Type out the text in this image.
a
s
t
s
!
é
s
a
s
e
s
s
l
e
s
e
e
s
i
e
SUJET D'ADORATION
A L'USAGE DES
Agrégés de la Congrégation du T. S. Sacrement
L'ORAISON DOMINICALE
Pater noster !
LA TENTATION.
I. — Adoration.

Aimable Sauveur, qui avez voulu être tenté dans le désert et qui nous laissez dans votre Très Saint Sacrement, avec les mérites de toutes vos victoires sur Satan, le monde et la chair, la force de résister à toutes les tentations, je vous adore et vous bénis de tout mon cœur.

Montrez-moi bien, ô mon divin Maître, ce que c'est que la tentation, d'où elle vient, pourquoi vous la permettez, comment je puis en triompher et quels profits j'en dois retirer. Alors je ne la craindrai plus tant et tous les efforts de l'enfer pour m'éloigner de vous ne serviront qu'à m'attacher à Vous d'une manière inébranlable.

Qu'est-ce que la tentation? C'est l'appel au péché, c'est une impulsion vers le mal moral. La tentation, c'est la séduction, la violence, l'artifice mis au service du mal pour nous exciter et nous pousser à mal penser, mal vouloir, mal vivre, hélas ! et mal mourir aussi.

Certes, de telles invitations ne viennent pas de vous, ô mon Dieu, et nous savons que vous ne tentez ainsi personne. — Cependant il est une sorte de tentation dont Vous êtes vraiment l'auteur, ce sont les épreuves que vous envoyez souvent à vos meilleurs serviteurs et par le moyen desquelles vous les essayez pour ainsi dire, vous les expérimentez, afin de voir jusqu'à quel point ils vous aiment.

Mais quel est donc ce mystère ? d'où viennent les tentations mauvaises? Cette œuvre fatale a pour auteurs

.....

**Your objective:** Write the complete data out, exactly as above.

**Task answer:**
Type out the text in this image.
a
s
t
s
!
é
s
a
s
e
s
s
l
e
s
e
e
s
i
e
SUJET D'ADORATION
A L'USAGE DES
Agrégés de la Congrégation du T. S. Sacrement
L'ORAISON DOMINICALE
Pater noster !
LA TENTATION.
I. — Adoration.

Aimable Sauveur, qui avez voulu être tenté dans le désert et qui nous laissez dans votre Très Saint Sacrement, avec les mérites de toutes vos victoires sur Satan, le monde et la chair, la force de résister à toutes les tentations, je vous adore et vous bénis de tout mon cœur.

Montrez-moi bien, ô mon divin Maître, ce que c'est que la tentation, d'où elle vient, pourquoi vous la permettez, comment je puis en triompher et quels profits j'en dois retirer. Alors je ne la craindrai plus tant et tous les efforts de l'enfer pour m'éloigner de vous ne serviront qu'à m'attacher à Vous d'une manière inébranlable.

Qu'est-ce que la tentation? C'est l'appel au péché, c'est une impulsion vers le mal moral. La tentation, c'est la séduction, la violence, l'artifice mis au service du mal pour nous exciter et nous pousser à mal penser, mal vouloir, mal vivre, hélas ! et mal mourir aussi.

Certes, de telles invitations ne viennent pas de vous, ô mon Dieu, et nous savons que vous ne tentez ainsi personne. — Cependant il est une sorte de tentation dont Vous êtes vraiment l'auteur, ce sont les épreuves que vous envoyez souvent à vos meilleurs serviteurs et par le moyen desquelles vous les essayez pour ainsi dire, vous les expérimentez, afin de voir jusqu'à quel point ils vous aiment.

Mais quel est donc ce mystère ? d'où viennent les tentations mauvaises? Cette œuvre fatale a pour auteurs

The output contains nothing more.